(Figure collection entries)
□ □ □

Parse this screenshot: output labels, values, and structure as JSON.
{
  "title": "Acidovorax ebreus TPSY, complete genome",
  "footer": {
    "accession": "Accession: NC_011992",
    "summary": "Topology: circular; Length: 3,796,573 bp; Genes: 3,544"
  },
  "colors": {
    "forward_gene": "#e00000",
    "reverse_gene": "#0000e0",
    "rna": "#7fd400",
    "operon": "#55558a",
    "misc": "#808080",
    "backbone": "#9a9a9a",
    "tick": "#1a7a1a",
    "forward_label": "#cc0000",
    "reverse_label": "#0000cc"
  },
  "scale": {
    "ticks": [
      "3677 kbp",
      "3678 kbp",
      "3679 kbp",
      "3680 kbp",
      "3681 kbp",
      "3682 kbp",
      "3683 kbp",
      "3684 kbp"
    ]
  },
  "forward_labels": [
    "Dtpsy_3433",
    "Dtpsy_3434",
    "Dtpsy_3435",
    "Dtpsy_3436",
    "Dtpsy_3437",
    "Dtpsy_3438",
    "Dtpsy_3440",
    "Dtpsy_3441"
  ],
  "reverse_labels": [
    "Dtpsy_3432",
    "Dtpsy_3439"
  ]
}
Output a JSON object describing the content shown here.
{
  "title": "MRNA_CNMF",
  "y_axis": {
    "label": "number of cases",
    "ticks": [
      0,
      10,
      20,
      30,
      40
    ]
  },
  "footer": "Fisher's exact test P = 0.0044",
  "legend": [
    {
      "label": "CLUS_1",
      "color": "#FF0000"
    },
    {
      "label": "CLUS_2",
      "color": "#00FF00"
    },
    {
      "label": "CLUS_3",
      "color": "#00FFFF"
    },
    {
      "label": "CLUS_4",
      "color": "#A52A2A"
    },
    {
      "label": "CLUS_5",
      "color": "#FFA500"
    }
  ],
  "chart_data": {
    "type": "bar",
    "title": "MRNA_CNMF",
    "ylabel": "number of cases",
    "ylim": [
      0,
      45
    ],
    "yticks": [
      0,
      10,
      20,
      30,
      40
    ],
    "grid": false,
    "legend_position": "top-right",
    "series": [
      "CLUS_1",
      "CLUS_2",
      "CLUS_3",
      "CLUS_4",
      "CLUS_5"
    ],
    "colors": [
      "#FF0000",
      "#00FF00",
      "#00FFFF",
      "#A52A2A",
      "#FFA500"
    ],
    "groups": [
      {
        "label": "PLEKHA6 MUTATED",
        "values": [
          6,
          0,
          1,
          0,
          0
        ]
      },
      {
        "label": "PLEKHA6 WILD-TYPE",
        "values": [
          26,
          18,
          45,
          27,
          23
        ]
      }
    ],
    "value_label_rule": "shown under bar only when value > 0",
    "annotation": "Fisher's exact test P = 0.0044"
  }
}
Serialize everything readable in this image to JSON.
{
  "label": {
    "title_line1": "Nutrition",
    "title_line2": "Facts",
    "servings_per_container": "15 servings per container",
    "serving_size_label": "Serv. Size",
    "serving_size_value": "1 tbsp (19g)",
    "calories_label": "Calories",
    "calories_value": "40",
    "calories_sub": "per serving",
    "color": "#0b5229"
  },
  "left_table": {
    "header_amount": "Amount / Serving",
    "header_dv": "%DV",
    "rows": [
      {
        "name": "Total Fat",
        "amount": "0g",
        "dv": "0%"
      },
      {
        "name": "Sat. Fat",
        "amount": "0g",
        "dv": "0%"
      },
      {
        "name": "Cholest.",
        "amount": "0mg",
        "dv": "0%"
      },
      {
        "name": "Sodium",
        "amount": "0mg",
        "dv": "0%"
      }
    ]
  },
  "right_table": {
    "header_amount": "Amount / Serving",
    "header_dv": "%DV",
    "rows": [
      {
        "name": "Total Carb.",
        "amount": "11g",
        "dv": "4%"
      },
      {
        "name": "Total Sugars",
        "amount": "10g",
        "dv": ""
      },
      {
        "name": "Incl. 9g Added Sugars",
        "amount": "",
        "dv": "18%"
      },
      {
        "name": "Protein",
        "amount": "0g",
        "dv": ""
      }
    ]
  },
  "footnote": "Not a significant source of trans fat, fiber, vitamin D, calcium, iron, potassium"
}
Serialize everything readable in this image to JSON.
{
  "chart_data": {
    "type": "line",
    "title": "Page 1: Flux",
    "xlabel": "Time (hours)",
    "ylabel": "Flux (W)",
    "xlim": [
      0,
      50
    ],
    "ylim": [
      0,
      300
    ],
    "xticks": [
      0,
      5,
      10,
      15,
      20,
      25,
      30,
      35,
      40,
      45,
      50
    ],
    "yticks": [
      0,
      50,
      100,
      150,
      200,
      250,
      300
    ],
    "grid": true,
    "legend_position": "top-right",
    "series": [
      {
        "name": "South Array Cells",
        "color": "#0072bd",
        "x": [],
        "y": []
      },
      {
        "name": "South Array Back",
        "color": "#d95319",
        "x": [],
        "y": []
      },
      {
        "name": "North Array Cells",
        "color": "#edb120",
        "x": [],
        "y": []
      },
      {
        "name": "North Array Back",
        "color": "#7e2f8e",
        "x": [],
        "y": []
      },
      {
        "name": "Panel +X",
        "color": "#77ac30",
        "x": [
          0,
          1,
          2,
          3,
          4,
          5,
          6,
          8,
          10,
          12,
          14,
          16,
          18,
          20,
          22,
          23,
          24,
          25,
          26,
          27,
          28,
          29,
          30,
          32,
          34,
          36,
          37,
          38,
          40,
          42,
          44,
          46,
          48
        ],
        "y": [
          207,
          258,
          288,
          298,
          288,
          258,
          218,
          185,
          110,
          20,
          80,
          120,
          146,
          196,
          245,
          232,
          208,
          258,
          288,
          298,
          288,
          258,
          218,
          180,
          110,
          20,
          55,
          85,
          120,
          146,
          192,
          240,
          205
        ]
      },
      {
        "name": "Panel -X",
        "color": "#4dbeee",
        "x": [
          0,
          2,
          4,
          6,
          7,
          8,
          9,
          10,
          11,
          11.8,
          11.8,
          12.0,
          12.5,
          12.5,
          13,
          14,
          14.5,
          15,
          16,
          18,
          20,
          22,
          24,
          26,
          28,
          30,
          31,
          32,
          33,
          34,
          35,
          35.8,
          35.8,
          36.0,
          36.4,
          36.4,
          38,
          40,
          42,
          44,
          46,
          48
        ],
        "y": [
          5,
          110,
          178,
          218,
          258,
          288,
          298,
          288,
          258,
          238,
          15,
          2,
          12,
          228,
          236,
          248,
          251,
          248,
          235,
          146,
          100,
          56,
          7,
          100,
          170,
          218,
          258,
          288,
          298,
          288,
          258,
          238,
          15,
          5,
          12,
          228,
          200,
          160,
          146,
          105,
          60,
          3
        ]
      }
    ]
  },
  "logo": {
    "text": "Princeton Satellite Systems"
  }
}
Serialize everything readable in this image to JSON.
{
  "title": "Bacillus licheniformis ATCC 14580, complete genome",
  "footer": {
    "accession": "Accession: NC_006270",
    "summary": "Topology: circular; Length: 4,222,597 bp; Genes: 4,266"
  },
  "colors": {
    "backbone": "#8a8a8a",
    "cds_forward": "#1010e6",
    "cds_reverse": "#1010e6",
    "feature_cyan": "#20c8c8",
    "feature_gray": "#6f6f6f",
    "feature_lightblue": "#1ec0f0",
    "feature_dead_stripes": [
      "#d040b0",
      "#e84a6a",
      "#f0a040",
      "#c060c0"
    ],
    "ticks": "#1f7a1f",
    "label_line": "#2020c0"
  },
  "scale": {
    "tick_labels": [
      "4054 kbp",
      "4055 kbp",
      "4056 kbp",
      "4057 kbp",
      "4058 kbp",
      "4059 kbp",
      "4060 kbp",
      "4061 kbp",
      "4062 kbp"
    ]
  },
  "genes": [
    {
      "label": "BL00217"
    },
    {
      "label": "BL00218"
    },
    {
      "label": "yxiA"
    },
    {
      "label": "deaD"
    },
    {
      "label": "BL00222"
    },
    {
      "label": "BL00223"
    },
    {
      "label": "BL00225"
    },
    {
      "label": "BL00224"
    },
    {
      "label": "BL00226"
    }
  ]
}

□ □ □

■ **Exercise objective**: Work through the entries above and report the number of lines that include "Length", with nothing else.

■ **Response to this exercise**: 2